> [Prompt]:
Look at each line of the records and count those with "Folder" in them. Please answer with the count alone.

Source data

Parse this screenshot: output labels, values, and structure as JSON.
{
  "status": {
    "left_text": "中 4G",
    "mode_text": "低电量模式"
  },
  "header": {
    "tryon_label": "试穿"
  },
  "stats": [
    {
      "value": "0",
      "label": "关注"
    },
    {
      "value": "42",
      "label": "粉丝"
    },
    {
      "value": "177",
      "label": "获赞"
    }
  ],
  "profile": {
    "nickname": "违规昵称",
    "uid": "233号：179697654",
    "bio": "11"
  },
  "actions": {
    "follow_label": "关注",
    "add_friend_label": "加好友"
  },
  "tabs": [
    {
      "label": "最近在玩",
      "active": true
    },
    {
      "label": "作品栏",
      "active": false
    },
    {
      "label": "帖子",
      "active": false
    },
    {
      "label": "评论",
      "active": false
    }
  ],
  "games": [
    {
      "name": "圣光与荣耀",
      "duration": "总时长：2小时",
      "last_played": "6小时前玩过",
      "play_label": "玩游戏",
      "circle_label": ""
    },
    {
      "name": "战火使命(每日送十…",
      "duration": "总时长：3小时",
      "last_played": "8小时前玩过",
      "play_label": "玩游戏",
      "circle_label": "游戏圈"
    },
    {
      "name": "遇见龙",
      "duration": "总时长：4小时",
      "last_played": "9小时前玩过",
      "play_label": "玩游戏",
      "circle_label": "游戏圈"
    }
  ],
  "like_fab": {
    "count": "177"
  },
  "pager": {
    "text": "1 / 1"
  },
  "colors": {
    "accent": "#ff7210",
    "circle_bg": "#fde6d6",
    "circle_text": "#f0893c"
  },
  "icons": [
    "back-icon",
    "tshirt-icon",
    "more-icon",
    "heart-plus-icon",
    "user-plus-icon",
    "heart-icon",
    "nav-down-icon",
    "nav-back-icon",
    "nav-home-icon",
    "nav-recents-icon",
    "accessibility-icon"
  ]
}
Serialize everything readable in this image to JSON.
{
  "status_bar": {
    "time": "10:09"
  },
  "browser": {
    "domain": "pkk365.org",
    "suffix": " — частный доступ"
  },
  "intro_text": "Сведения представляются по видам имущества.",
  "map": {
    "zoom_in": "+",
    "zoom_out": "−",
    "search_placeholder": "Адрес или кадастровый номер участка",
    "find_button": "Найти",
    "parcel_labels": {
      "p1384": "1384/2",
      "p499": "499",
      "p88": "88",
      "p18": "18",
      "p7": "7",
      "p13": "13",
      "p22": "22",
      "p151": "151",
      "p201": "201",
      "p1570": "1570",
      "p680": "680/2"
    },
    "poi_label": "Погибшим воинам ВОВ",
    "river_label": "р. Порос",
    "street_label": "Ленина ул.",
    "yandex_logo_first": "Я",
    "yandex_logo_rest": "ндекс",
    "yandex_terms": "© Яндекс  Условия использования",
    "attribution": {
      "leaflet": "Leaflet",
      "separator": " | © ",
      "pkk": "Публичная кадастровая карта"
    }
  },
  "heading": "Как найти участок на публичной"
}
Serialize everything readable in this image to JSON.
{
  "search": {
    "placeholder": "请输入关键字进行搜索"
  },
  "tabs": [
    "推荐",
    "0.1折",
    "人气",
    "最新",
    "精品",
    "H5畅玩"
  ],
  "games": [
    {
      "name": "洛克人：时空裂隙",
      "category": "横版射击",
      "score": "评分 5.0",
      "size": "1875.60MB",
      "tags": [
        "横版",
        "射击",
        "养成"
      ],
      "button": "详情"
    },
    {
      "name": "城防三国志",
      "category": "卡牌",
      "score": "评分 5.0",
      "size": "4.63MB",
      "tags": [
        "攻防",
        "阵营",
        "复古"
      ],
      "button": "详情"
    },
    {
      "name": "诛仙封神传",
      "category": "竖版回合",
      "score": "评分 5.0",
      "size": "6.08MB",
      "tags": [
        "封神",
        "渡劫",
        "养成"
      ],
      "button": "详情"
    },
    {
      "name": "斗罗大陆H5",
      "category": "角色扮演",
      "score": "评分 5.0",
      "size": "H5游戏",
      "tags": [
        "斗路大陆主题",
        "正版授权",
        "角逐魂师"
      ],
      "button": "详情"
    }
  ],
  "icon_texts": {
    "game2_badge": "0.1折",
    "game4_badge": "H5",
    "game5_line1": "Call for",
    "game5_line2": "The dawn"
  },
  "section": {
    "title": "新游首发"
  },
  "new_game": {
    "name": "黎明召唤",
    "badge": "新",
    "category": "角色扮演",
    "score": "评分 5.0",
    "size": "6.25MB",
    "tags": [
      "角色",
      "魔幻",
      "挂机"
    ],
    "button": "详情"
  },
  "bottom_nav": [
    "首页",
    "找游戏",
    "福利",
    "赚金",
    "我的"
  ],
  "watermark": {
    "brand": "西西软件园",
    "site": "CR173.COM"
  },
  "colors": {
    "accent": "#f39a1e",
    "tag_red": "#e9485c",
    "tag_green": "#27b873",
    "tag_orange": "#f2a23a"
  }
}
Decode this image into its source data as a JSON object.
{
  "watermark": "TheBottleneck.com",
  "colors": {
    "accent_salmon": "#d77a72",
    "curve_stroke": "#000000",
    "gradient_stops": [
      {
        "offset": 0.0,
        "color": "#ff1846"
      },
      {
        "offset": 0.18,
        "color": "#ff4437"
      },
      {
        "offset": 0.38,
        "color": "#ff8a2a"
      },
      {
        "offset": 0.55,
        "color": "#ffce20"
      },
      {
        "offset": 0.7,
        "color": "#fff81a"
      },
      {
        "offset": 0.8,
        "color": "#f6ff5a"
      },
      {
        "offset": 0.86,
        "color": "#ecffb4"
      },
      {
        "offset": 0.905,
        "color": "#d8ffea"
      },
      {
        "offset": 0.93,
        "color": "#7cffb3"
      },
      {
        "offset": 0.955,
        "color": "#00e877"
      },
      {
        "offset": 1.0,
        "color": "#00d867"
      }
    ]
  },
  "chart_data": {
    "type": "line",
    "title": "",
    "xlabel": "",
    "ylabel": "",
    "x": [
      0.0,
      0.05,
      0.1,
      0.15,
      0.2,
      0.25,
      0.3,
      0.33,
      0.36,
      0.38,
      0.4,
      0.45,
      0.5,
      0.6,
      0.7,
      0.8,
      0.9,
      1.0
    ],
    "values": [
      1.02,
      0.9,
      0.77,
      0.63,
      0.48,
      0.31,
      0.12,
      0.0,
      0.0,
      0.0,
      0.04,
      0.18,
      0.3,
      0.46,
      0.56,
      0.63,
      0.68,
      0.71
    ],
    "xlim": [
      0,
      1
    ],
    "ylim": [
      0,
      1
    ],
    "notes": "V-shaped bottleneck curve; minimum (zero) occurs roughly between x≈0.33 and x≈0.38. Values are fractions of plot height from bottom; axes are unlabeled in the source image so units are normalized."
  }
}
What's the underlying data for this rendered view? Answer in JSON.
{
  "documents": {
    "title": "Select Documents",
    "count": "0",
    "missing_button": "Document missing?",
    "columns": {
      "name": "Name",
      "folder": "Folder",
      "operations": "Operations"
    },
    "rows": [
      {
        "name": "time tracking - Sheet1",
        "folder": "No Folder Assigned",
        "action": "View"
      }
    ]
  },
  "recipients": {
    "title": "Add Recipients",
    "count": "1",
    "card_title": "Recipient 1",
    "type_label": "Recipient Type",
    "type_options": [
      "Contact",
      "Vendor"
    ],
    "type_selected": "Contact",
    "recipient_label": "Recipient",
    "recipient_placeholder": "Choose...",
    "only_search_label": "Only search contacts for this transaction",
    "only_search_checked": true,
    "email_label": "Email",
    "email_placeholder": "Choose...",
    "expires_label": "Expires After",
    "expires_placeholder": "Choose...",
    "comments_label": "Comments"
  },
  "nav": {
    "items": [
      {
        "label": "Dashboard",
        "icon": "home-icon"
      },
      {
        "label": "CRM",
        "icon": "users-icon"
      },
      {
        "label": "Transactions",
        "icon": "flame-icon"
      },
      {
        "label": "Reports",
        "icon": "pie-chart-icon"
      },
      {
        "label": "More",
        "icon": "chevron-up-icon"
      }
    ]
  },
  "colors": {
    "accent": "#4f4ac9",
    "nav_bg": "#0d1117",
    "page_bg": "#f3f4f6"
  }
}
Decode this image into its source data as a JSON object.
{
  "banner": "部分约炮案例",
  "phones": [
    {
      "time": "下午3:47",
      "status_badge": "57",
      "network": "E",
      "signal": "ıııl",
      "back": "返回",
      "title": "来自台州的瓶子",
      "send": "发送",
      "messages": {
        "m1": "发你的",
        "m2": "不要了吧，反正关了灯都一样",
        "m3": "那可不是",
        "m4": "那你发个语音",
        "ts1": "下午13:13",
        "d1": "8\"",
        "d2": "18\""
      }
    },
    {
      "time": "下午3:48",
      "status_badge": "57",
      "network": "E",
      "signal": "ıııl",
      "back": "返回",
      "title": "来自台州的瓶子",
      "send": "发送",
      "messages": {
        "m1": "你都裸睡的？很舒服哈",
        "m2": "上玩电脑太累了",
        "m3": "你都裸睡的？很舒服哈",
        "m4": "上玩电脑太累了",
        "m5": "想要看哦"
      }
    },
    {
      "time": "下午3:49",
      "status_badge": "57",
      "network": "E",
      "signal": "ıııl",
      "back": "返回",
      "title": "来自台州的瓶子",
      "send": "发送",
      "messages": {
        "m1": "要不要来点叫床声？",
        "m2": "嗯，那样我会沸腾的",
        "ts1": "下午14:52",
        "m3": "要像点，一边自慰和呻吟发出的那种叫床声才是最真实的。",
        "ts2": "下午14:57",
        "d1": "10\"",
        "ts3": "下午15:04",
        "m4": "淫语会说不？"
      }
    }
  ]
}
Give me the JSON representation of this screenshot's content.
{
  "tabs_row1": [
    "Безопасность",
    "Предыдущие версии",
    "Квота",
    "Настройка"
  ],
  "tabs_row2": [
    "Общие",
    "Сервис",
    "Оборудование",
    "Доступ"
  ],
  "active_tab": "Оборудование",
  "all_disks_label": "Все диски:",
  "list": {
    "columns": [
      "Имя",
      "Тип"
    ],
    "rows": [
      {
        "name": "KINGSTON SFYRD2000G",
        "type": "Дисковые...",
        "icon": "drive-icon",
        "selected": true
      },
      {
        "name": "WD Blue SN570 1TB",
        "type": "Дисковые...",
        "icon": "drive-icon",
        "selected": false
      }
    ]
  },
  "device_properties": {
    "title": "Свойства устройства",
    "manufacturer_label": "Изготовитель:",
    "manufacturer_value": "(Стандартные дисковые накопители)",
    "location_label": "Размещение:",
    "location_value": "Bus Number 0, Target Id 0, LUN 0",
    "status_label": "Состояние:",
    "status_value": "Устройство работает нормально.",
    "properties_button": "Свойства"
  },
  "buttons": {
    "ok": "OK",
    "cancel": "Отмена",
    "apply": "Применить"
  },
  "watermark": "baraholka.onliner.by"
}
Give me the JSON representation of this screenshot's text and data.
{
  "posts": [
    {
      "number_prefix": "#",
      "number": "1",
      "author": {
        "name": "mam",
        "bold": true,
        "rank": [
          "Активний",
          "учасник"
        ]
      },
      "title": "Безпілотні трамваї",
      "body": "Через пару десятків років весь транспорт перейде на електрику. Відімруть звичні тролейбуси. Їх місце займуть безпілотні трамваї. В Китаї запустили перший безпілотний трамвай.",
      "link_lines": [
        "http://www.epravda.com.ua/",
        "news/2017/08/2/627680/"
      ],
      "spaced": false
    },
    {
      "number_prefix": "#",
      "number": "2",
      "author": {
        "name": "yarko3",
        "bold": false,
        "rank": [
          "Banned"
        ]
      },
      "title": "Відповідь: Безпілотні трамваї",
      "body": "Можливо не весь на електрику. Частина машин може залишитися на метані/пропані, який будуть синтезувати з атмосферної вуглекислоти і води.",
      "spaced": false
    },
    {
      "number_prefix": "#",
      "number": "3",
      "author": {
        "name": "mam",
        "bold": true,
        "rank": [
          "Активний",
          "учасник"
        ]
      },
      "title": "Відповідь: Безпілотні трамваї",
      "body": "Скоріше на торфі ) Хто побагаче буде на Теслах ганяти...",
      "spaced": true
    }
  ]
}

> [Solved exercise]:
2